Look through the material below and give the number of lines holding "Platelets", with no other words.
# Start of STORED DATA
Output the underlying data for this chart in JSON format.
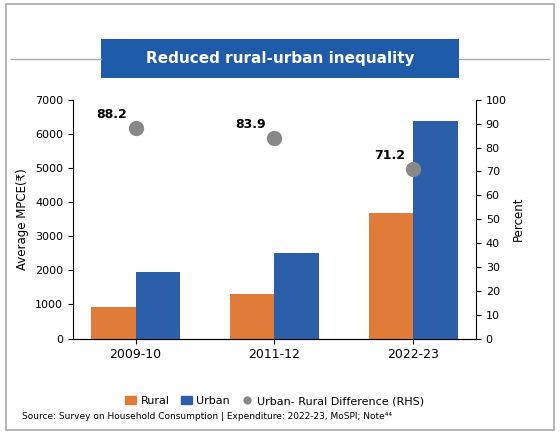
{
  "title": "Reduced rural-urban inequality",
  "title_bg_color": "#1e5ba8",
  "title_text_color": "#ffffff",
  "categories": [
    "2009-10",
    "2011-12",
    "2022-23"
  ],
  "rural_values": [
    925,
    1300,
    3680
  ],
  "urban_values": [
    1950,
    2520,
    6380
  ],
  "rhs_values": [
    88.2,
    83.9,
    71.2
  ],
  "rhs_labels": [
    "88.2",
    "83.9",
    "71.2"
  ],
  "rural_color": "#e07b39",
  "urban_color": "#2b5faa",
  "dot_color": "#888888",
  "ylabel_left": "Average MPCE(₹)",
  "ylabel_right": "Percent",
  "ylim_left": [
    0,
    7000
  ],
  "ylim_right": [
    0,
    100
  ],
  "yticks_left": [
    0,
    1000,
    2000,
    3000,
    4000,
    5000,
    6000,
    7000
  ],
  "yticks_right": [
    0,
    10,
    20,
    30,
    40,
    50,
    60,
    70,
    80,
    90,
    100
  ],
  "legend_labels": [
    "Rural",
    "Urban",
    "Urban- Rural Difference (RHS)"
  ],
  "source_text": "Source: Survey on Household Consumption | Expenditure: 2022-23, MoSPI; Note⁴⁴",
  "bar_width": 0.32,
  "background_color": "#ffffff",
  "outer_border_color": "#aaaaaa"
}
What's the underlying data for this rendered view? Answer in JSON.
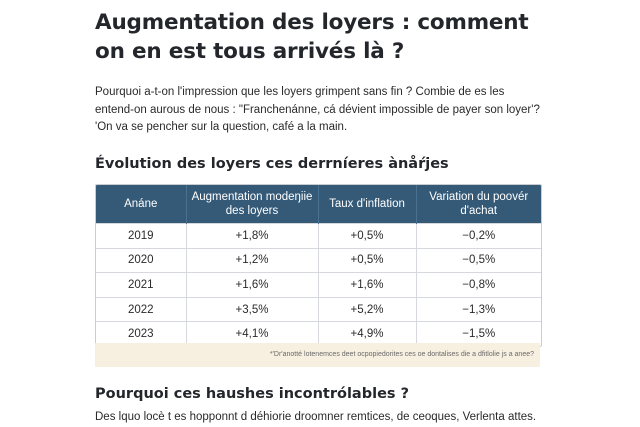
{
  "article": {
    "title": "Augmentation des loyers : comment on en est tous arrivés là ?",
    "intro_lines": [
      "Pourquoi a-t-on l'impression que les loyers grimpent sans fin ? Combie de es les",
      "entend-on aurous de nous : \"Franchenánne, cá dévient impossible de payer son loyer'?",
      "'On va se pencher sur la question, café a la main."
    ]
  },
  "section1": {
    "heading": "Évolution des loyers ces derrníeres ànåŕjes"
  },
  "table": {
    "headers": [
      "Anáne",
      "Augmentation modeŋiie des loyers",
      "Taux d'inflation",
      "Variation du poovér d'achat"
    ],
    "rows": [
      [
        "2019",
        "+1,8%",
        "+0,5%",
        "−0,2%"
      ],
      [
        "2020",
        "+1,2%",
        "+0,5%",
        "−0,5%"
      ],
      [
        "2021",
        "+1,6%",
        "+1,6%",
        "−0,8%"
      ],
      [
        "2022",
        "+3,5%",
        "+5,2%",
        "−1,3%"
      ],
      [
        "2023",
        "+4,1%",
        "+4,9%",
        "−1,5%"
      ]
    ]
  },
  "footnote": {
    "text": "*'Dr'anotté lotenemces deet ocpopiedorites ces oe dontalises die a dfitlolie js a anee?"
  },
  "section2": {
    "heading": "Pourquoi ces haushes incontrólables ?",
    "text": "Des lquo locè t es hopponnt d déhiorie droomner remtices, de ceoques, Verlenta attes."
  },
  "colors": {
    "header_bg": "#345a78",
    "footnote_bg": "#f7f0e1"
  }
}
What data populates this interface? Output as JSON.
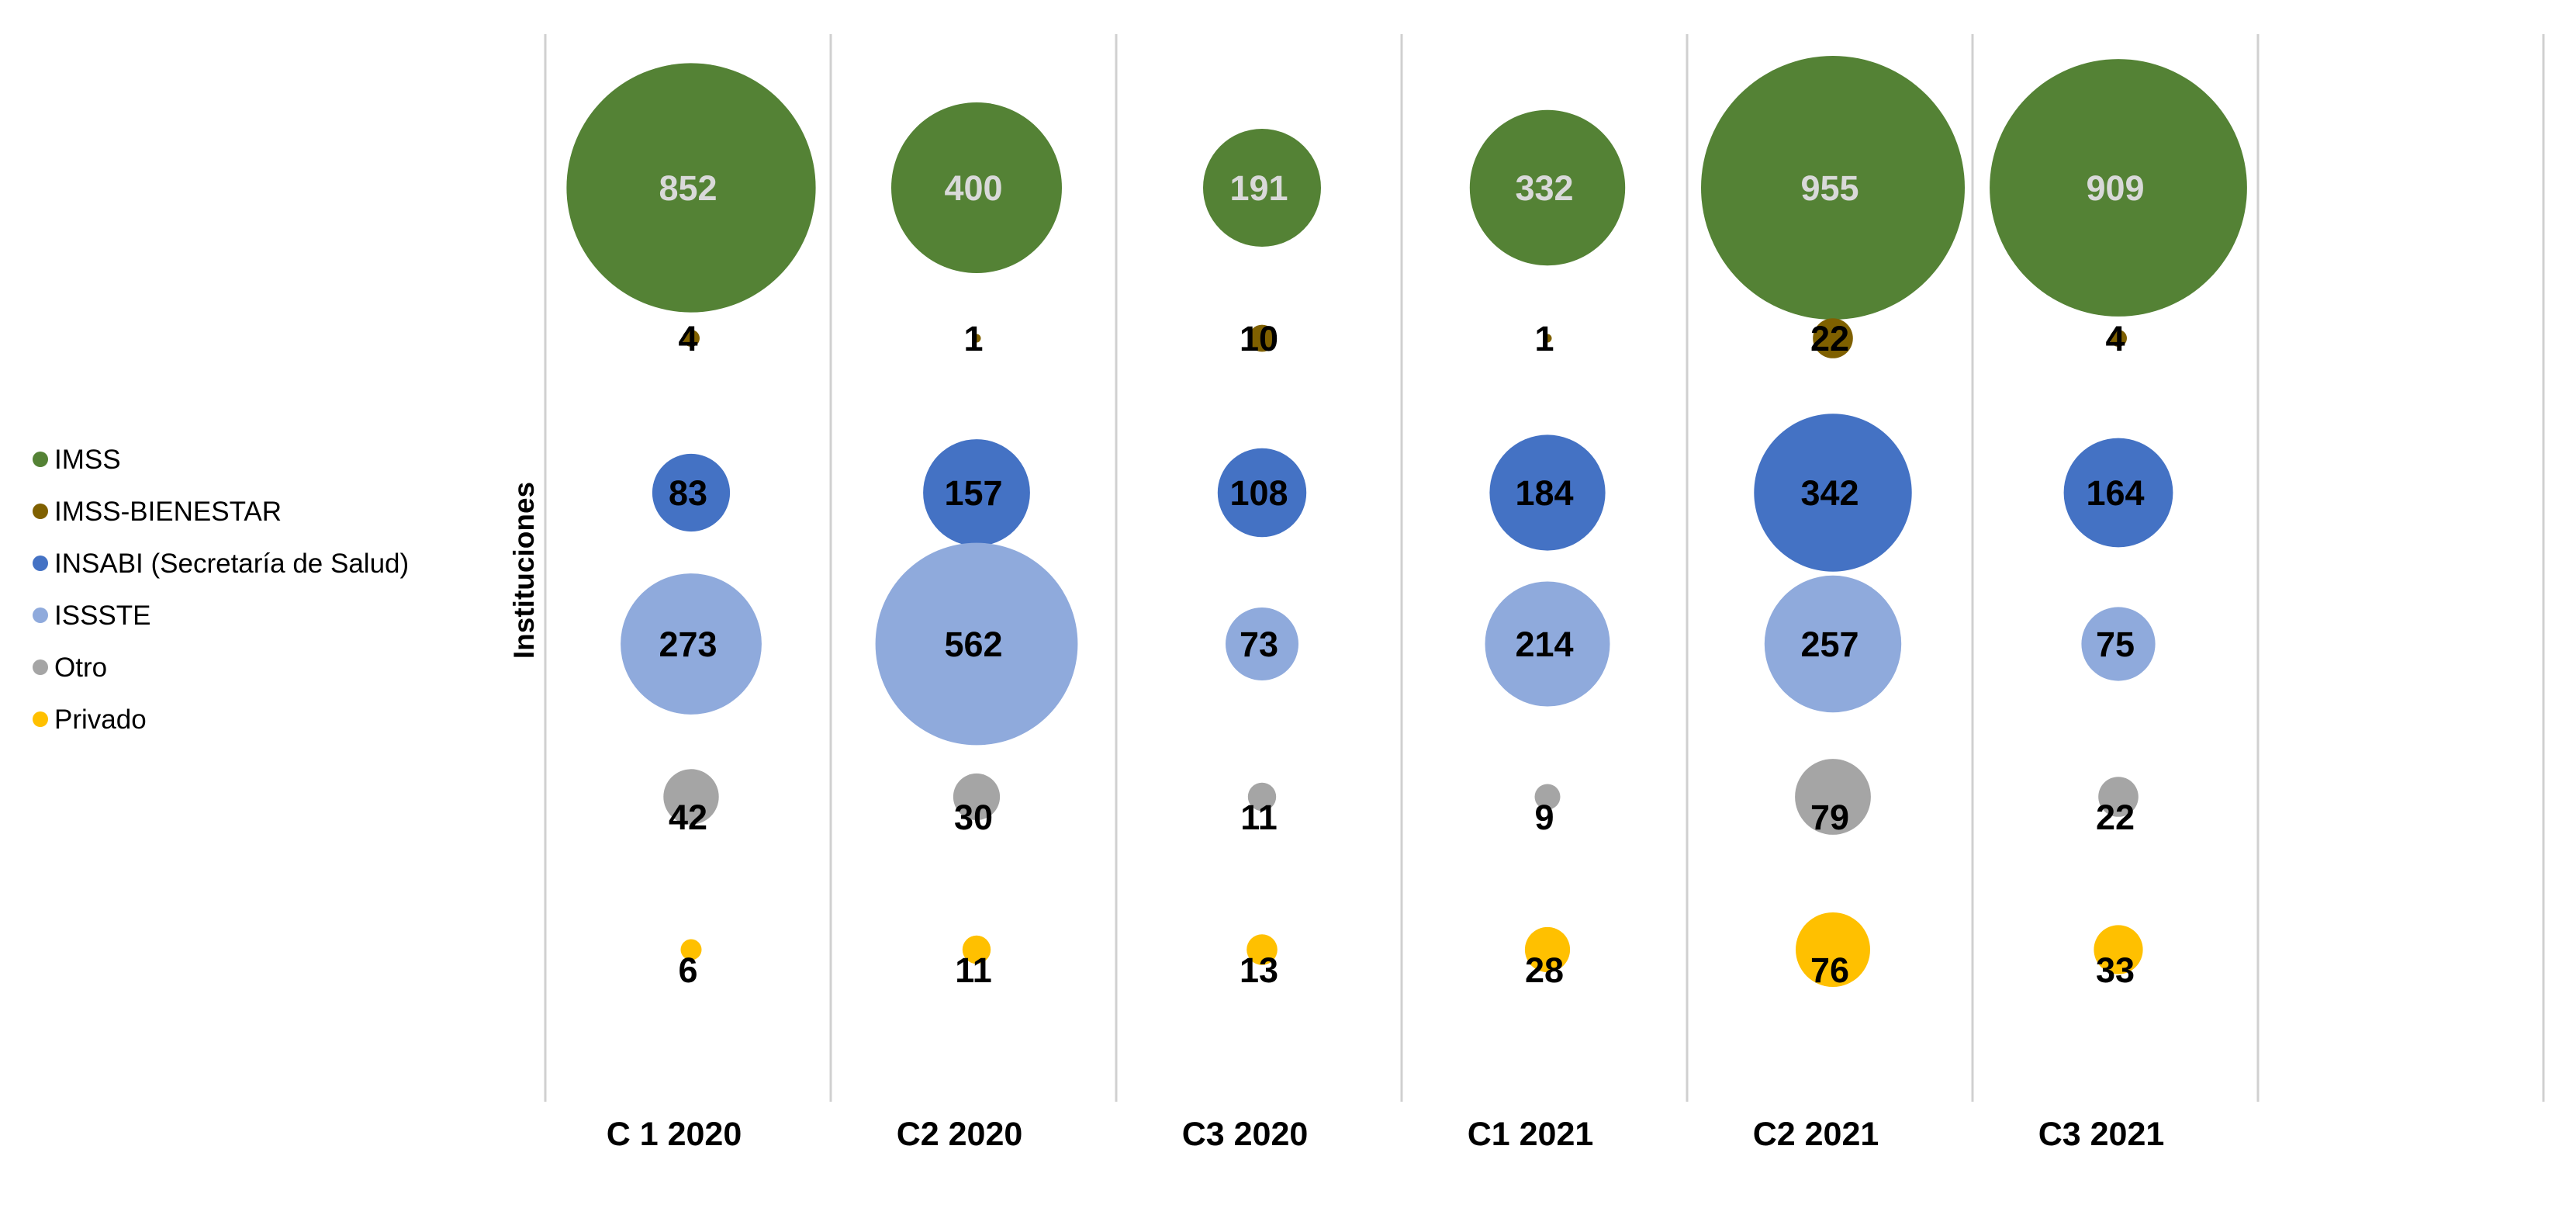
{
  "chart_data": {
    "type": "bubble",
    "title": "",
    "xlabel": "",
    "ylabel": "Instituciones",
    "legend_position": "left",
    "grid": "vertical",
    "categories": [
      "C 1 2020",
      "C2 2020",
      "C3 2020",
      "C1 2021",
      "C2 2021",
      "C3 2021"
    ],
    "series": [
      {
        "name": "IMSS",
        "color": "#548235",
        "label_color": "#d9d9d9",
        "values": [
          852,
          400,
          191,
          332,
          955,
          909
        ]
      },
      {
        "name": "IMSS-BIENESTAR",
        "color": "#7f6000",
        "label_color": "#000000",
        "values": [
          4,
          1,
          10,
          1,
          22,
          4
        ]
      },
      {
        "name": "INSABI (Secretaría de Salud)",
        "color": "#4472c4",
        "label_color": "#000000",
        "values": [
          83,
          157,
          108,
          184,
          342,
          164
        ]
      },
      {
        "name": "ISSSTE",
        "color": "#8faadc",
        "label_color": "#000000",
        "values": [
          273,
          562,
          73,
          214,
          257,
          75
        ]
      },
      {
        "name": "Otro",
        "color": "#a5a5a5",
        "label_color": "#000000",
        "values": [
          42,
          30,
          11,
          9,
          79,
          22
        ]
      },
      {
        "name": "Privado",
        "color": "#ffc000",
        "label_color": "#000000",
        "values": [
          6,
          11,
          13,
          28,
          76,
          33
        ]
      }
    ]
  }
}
# End of STORED DATA
# Start of STORED DATA
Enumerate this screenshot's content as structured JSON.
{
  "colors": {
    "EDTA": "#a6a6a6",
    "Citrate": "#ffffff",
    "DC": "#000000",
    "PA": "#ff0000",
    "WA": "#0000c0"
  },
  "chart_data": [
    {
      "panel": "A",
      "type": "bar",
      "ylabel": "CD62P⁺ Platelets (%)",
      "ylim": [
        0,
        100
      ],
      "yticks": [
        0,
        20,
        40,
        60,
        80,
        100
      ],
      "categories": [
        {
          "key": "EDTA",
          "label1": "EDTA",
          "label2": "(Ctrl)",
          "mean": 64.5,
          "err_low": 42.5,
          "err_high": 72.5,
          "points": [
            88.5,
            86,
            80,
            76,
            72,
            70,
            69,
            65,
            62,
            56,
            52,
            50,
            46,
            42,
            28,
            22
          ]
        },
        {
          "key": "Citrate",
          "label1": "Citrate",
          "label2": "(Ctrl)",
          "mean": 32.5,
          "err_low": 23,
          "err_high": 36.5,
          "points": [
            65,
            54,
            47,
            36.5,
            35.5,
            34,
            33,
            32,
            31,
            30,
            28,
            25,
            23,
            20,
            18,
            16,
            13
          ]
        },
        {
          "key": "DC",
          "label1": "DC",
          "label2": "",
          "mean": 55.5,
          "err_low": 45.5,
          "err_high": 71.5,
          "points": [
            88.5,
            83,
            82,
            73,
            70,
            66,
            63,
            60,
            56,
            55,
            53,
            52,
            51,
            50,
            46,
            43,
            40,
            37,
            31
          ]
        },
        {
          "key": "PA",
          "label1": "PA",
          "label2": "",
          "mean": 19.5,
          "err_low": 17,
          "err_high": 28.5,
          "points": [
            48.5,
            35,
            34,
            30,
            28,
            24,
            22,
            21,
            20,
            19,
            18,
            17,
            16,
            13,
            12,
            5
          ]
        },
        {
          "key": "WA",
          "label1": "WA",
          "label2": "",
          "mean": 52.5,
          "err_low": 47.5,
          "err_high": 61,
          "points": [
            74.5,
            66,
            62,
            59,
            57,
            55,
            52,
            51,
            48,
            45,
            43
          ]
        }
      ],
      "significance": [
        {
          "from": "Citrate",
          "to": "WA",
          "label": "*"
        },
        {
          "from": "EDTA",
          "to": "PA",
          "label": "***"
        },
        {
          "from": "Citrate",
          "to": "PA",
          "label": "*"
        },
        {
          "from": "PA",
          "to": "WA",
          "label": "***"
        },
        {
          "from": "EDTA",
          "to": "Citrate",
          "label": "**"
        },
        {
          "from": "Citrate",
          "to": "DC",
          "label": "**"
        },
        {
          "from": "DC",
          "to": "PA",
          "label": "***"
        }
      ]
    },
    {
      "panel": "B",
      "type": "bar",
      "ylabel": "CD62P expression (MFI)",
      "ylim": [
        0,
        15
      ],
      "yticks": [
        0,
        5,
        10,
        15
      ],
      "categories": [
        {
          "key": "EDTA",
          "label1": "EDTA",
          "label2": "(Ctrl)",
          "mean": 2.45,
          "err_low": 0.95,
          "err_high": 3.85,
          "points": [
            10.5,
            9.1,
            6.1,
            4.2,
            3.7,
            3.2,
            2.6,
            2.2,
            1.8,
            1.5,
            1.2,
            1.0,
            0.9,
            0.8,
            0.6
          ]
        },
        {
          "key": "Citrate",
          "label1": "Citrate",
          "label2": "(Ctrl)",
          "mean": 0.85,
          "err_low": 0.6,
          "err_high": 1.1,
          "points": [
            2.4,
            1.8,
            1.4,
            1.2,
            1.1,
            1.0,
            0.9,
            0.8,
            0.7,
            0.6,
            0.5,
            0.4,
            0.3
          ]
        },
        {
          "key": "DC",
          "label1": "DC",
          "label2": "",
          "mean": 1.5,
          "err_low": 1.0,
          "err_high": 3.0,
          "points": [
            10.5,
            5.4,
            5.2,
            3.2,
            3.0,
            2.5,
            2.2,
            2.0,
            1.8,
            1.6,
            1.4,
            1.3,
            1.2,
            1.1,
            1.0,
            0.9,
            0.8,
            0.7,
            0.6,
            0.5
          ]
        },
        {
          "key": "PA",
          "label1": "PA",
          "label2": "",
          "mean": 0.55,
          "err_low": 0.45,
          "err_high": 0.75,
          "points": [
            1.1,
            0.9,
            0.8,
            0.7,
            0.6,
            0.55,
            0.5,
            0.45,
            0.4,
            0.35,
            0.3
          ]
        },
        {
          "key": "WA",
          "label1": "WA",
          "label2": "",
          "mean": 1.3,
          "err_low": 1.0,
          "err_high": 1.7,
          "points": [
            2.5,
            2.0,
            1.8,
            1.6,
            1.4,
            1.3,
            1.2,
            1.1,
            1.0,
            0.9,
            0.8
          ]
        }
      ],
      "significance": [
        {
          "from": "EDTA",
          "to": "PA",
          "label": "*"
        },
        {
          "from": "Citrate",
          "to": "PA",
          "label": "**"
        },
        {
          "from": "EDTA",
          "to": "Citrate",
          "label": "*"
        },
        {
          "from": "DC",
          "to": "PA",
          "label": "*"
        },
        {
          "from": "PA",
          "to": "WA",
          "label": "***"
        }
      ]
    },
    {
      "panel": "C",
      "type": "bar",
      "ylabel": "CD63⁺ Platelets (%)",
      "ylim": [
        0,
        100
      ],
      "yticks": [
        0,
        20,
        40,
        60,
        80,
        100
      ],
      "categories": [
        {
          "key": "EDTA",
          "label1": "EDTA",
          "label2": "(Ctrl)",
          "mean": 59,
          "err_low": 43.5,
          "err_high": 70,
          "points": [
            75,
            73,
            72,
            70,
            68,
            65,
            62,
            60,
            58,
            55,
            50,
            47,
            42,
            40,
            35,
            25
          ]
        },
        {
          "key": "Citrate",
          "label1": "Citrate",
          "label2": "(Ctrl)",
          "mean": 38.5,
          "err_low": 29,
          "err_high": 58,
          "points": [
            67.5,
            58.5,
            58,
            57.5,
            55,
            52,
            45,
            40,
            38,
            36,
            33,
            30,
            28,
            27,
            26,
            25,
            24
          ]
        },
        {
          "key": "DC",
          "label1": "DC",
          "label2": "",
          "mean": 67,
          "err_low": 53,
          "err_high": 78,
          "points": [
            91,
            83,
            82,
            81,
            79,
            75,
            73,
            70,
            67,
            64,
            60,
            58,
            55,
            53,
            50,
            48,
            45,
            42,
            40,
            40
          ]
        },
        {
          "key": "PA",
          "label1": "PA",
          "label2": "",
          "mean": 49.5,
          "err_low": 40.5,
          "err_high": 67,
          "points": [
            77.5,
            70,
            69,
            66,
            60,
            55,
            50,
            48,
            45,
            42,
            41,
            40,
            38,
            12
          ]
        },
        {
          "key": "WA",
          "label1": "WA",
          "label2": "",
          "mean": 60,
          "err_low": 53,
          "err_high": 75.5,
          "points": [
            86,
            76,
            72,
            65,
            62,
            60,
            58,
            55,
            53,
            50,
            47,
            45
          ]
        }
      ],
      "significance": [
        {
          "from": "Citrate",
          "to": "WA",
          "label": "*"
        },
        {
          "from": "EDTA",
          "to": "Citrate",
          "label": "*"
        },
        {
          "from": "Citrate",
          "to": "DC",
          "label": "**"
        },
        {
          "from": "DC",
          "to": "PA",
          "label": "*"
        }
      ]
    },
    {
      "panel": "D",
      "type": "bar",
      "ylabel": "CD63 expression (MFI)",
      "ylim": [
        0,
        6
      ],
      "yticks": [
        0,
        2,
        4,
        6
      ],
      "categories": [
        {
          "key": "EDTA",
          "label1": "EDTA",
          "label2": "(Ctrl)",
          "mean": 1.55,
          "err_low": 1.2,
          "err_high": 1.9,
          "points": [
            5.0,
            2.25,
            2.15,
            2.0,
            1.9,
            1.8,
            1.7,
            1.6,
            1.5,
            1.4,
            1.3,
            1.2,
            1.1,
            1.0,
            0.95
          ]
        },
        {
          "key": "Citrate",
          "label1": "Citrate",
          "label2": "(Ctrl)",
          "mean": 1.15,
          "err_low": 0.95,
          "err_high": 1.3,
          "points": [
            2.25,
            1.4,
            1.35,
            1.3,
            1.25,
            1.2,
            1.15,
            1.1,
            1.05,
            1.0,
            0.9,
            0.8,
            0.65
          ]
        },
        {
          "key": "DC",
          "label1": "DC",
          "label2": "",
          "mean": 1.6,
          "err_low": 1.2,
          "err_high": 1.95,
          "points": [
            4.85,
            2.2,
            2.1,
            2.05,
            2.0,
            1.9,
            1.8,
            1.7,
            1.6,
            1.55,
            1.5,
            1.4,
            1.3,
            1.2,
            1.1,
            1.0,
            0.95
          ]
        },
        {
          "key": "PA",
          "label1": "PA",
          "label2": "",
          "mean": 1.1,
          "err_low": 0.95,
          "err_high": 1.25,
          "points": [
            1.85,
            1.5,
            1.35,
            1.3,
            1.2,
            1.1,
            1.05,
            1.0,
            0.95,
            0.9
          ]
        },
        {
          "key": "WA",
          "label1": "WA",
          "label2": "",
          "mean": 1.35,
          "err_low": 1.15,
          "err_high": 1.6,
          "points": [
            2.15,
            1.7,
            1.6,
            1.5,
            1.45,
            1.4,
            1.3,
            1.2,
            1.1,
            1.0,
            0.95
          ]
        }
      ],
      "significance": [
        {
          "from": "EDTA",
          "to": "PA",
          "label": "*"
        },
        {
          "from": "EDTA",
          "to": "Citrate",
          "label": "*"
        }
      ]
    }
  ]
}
# End of STORED DATA
## RESPONSE FOR THIS EXERCISE
2